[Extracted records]
>> start

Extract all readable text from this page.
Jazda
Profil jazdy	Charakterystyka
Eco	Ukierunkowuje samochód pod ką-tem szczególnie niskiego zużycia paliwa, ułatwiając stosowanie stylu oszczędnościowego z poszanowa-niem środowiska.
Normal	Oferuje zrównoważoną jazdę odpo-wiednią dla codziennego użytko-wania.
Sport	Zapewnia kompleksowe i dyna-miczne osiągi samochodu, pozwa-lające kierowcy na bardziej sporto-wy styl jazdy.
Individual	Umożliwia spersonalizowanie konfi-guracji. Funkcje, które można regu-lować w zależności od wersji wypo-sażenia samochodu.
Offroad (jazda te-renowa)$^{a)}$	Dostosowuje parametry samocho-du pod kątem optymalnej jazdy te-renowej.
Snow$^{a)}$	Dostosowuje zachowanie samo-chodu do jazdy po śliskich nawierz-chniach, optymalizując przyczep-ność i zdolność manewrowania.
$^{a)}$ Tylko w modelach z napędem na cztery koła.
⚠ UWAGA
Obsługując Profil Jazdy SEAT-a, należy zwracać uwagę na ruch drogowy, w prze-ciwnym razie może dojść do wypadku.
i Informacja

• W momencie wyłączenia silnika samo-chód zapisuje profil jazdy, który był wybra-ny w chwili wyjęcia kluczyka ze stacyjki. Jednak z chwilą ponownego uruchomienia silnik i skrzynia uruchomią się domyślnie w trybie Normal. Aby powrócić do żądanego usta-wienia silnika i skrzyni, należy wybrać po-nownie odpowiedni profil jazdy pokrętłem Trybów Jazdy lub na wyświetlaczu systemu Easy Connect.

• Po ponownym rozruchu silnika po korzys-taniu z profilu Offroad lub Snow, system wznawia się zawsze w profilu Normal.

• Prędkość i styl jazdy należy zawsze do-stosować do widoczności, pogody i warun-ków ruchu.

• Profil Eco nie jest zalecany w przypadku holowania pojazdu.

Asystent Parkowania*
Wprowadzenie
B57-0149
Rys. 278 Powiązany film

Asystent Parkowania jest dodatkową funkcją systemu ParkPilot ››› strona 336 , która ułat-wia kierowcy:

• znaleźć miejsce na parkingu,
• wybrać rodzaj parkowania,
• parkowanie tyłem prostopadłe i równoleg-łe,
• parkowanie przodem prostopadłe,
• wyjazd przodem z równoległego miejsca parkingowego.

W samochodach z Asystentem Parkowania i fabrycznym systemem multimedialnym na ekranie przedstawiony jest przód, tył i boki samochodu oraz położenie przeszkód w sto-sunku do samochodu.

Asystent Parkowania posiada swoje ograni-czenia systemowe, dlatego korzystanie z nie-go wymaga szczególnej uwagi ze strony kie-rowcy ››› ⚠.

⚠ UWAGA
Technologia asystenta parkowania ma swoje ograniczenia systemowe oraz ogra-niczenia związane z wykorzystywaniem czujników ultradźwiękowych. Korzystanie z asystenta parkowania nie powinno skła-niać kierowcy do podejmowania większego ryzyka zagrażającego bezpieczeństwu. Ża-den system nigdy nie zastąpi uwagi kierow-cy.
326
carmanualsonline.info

>> end

* WHAT TO WORK ON *
Copy out the full set of records precisely, leaving nothing out.

* FULL ANSWER *
Extract all readable text from this page.
Jazda
Profil jazdy	Charakterystyka
Eco	Ukierunkowuje samochód pod ką-tem szczególnie niskiego zużycia paliwa, ułatwiając stosowanie stylu oszczędnościowego z poszanowa-niem środowiska.
Normal	Oferuje zrównoważoną jazdę odpo-wiednią dla codziennego użytko-wania.
Sport	Zapewnia kompleksowe i dyna-miczne osiągi samochodu, pozwa-lające kierowcy na bardziej sporto-wy styl jazdy.
Individual	Umożliwia spersonalizowanie konfi-guracji. Funkcje, które można regu-lować w zależności od wersji wypo-sażenia samochodu.
Offroad (jazda te-renowa)$^{a)}$	Dostosowuje parametry samocho-du pod kątem optymalnej jazdy te-renowej.
Snow$^{a)}$	Dostosowuje zachowanie samo-chodu do jazdy po śliskich nawierz-chniach, optymalizując przyczep-ność i zdolność manewrowania.
$^{a)}$ Tylko w modelach z napędem na cztery koła.
⚠ UWAGA
Obsługując Profil Jazdy SEAT-a, należy zwracać uwagę na ruch drogowy, w prze-ciwnym razie może dojść do wypadku.
i Informacja

• W momencie wyłączenia silnika samo-chód zapisuje profil jazdy, który był wybra-ny w chwili wyjęcia kluczyka ze stacyjki. Jednak z chwilą ponownego uruchomienia silnik i skrzynia uruchomią się domyślnie w trybie Normal. Aby powrócić do żądanego usta-wienia silnika i skrzyni, należy wybrać po-nownie odpowiedni profil jazdy pokrętłem Trybów Jazdy lub na wyświetlaczu systemu Easy Connect.

• Po ponownym rozruchu silnika po korzys-taniu z profilu Offroad lub Snow, system wznawia się zawsze w profilu Normal.

• Prędkość i styl jazdy należy zawsze do-stosować do widoczności, pogody i warun-ków ruchu.

• Profil Eco nie jest zalecany w przypadku holowania pojazdu.

Asystent Parkowania*
Wprowadzenie
B57-0149
Rys. 278 Powiązany film

Asystent Parkowania jest dodatkową funkcją systemu ParkPilot ››› strona 336 , która ułat-wia kierowcy:

• znaleźć miejsce na parkingu,
• wybrać rodzaj parkowania,
• parkowanie tyłem prostopadłe i równoleg-łe,
• parkowanie przodem prostopadłe,
• wyjazd przodem z równoległego miejsca parkingowego.

W samochodach z Asystentem Parkowania i fabrycznym systemem multimedialnym na ekranie przedstawiony jest przód, tył i boki samochodu oraz położenie przeszkód w sto-sunku do samochodu.

Asystent Parkowania posiada swoje ograni-czenia systemowe, dlatego korzystanie z nie-go wymaga szczególnej uwagi ze strony kie-rowcy ››› ⚠.

⚠ UWAGA
Technologia asystenta parkowania ma swoje ograniczenia systemowe oraz ogra-niczenia związane z wykorzystywaniem czujników ultradźwiękowych. Korzystanie z asystenta parkowania nie powinno skła-niać kierowcy do podejmowania większego ryzyka zagrażającego bezpieczeństwu. Ża-den system nigdy nie zastąpi uwagi kierow-cy.
326
carmanualsonline.info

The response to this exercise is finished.